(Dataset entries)

************

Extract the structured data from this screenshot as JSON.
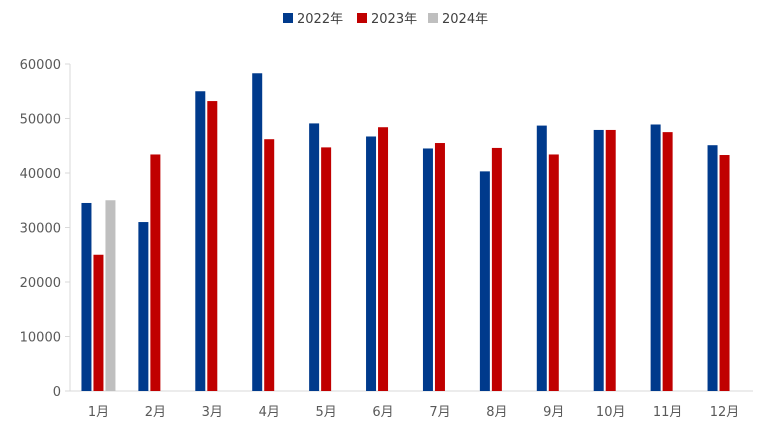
{
  "chart_data": {
    "type": "bar",
    "categories": [
      "1月",
      "2月",
      "3月",
      "4月",
      "5月",
      "6月",
      "7月",
      "8月",
      "9月",
      "10月",
      "11月",
      "12月"
    ],
    "series": [
      {
        "name": "2022年",
        "color": "#003A8C",
        "values": [
          34500,
          31000,
          55000,
          58300,
          49100,
          46700,
          44500,
          40300,
          48700,
          47900,
          48900,
          45100
        ]
      },
      {
        "name": "2023年",
        "color": "#C00000",
        "values": [
          25000,
          43400,
          53200,
          46200,
          44700,
          48400,
          45500,
          44600,
          43400,
          47900,
          47500,
          43300
        ]
      },
      {
        "name": "2024年",
        "color": "#BFBFBF",
        "values": [
          35000,
          null,
          null,
          null,
          null,
          null,
          null,
          null,
          null,
          null,
          null,
          null
        ]
      }
    ],
    "yticks": [
      "0",
      "10000",
      "20000",
      "30000",
      "40000",
      "50000",
      "60000"
    ],
    "ylim": [
      0,
      60000
    ],
    "grid": false,
    "legend_position": "top-center",
    "title": "",
    "xlabel": "",
    "ylabel": ""
  }
}
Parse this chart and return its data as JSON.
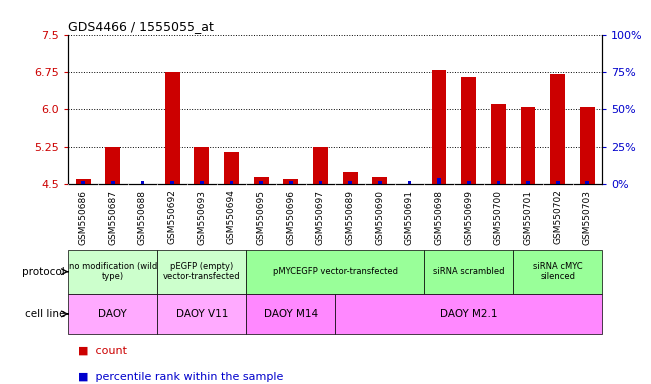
{
  "title": "GDS4466 / 1555055_at",
  "samples": [
    "GSM550686",
    "GSM550687",
    "GSM550688",
    "GSM550692",
    "GSM550693",
    "GSM550694",
    "GSM550695",
    "GSM550696",
    "GSM550697",
    "GSM550689",
    "GSM550690",
    "GSM550691",
    "GSM550698",
    "GSM550699",
    "GSM550700",
    "GSM550701",
    "GSM550702",
    "GSM550703"
  ],
  "counts": [
    4.6,
    5.25,
    4.5,
    6.75,
    5.25,
    5.15,
    4.65,
    4.6,
    5.25,
    4.75,
    4.65,
    4.5,
    6.8,
    6.65,
    6.1,
    6.05,
    6.7,
    6.05
  ],
  "percentiles_pct": [
    2,
    2,
    2,
    2,
    2,
    2,
    2,
    2,
    2,
    2,
    2,
    2,
    4,
    2,
    2,
    2,
    2,
    2
  ],
  "ylim_left": [
    4.5,
    7.5
  ],
  "yticks_left": [
    4.5,
    5.25,
    6.0,
    6.75,
    7.5
  ],
  "ylim_right": [
    0,
    100
  ],
  "yticks_right": [
    0,
    25,
    50,
    75,
    100
  ],
  "ytick_labels_right": [
    "0%",
    "25%",
    "50%",
    "75%",
    "100%"
  ],
  "bar_color_red": "#cc0000",
  "bar_color_blue": "#0000cc",
  "protocol_groups": [
    {
      "label": "no modification (wild\ntype)",
      "start": 0,
      "end": 3,
      "color": "#ccffcc"
    },
    {
      "label": "pEGFP (empty)\nvector-transfected",
      "start": 3,
      "end": 6,
      "color": "#ccffcc"
    },
    {
      "label": "pMYCEGFP vector-transfected",
      "start": 6,
      "end": 12,
      "color": "#99ff99"
    },
    {
      "label": "siRNA scrambled",
      "start": 12,
      "end": 15,
      "color": "#99ff99"
    },
    {
      "label": "siRNA cMYC\nsilenced",
      "start": 15,
      "end": 18,
      "color": "#99ff99"
    }
  ],
  "cellline_groups": [
    {
      "label": "DAOY",
      "start": 0,
      "end": 3,
      "color": "#ffaaff"
    },
    {
      "label": "DAOY V11",
      "start": 3,
      "end": 6,
      "color": "#ffaaff"
    },
    {
      "label": "DAOY M14",
      "start": 6,
      "end": 9,
      "color": "#ff88ff"
    },
    {
      "label": "DAOY M2.1",
      "start": 9,
      "end": 18,
      "color": "#ff88ff"
    }
  ],
  "xtick_bg": "#dddddd",
  "legend_count_color": "#cc0000",
  "legend_percentile_color": "#0000cc"
}
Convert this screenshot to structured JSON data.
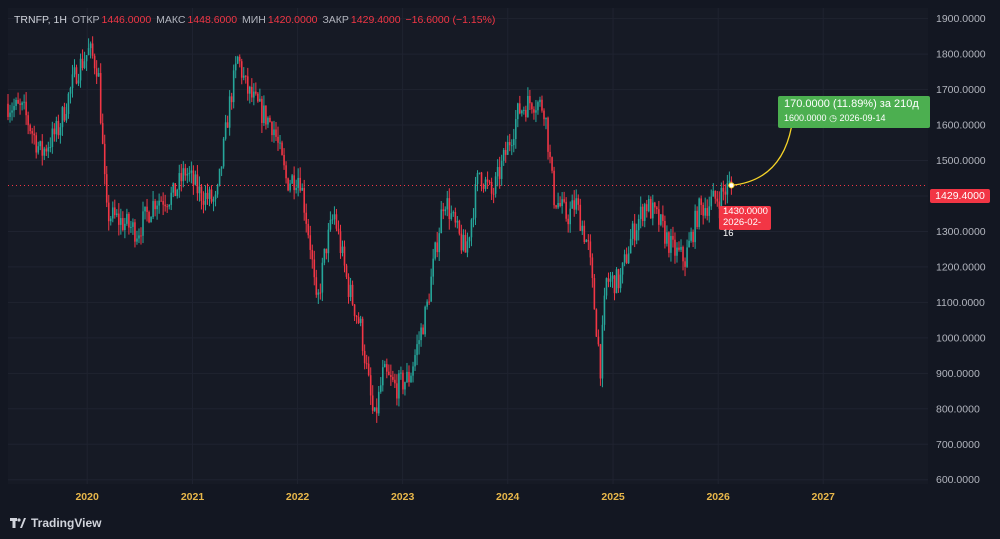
{
  "legend": {
    "symbol": "TRNFP, 1Н",
    "open_label": "ОТКР",
    "open": "1446.0000",
    "high_label": "МАКС",
    "high": "1448.6000",
    "low_label": "МИН",
    "low": "1420.0000",
    "close_label": "ЗАКР",
    "close": "1429.4000",
    "change": "−16.6000 (−1.15%)"
  },
  "labels": {
    "last_price": "1429.4000",
    "low_price": "1430.0000",
    "low_date": "2026-02-16",
    "target_line1": "170.0000 (11.89%) за 210д",
    "target_line2_price": "1600.0000",
    "target_line2_date": "2026-09-14"
  },
  "brand": "TradingView",
  "colors": {
    "background": "#131722",
    "up": "#26a69a",
    "down": "#f23645",
    "target": "#4caf50",
    "arrow": "#f5d328",
    "axis_text": "#b2b5be"
  },
  "chart_data": {
    "type": "candlestick",
    "title": "",
    "y_ticks": [
      "600.0000",
      "700.0000",
      "800.0000",
      "900.0000",
      "1000.0000",
      "1100.0000",
      "1200.0000",
      "1300.0000",
      "1400.0000",
      "1500.0000",
      "1600.0000",
      "1700.0000",
      "1800.0000",
      "1900.0000"
    ],
    "x_ticks": [
      "2020",
      "2021",
      "2022",
      "2023",
      "2024",
      "2025",
      "2026",
      "2027"
    ],
    "ylim": [
      588,
      1930
    ],
    "xlim": [
      "2019-04-01",
      "2027-12-31"
    ],
    "grid": true,
    "last_price": 1429.4,
    "projection": {
      "from_date": "2026-02-16",
      "from_price": 1430,
      "to_date": "2026-09-14",
      "to_price": 1600
    },
    "anchor_path": [
      [
        "2019-04-01",
        1660
      ],
      [
        "2019-06-01",
        1640
      ],
      [
        "2019-08-01",
        1520
      ],
      [
        "2019-10-01",
        1590
      ],
      [
        "2019-12-01",
        1750
      ],
      [
        "2020-01-15",
        1810
      ],
      [
        "2020-02-15",
        1760
      ],
      [
        "2020-03-15",
        1350
      ],
      [
        "2020-05-01",
        1330
      ],
      [
        "2020-07-01",
        1300
      ],
      [
        "2020-09-01",
        1390
      ],
      [
        "2020-11-01",
        1400
      ],
      [
        "2020-12-15",
        1470
      ],
      [
        "2021-02-01",
        1410
      ],
      [
        "2021-04-01",
        1380
      ],
      [
        "2021-05-15",
        1650
      ],
      [
        "2021-06-15",
        1790
      ],
      [
        "2021-07-15",
        1700
      ],
      [
        "2021-09-01",
        1640
      ],
      [
        "2021-10-15",
        1600
      ],
      [
        "2021-12-01",
        1440
      ],
      [
        "2022-01-15",
        1460
      ],
      [
        "2022-02-22",
        1260
      ],
      [
        "2022-03-15",
        1080
      ],
      [
        "2022-04-15",
        1250
      ],
      [
        "2022-05-15",
        1350
      ],
      [
        "2022-07-01",
        1150
      ],
      [
        "2022-08-15",
        1030
      ],
      [
        "2022-10-01",
        760
      ],
      [
        "2022-11-01",
        900
      ],
      [
        "2022-12-15",
        860
      ],
      [
        "2023-02-01",
        890
      ],
      [
        "2023-04-01",
        1080
      ],
      [
        "2023-06-01",
        1400
      ],
      [
        "2023-07-15",
        1300
      ],
      [
        "2023-08-15",
        1240
      ],
      [
        "2023-10-01",
        1470
      ],
      [
        "2023-11-15",
        1400
      ],
      [
        "2024-01-01",
        1520
      ],
      [
        "2024-02-15",
        1640
      ],
      [
        "2024-04-01",
        1670
      ],
      [
        "2024-05-15",
        1650
      ],
      [
        "2024-06-15",
        1400
      ],
      [
        "2024-08-01",
        1340
      ],
      [
        "2024-09-01",
        1380
      ],
      [
        "2024-10-15",
        1250
      ],
      [
        "2024-11-25",
        920
      ],
      [
        "2024-12-15",
        1160
      ],
      [
        "2025-02-01",
        1160
      ],
      [
        "2025-03-15",
        1290
      ],
      [
        "2025-05-01",
        1380
      ],
      [
        "2025-06-15",
        1330
      ],
      [
        "2025-08-01",
        1250
      ],
      [
        "2025-09-15",
        1220
      ],
      [
        "2025-11-01",
        1360
      ],
      [
        "2026-01-15",
        1400
      ],
      [
        "2026-02-16",
        1429
      ]
    ]
  }
}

************

Exercise description:
Across the entries above, how many lines contain "screenshot"? Provide only the count.

Task answer:
2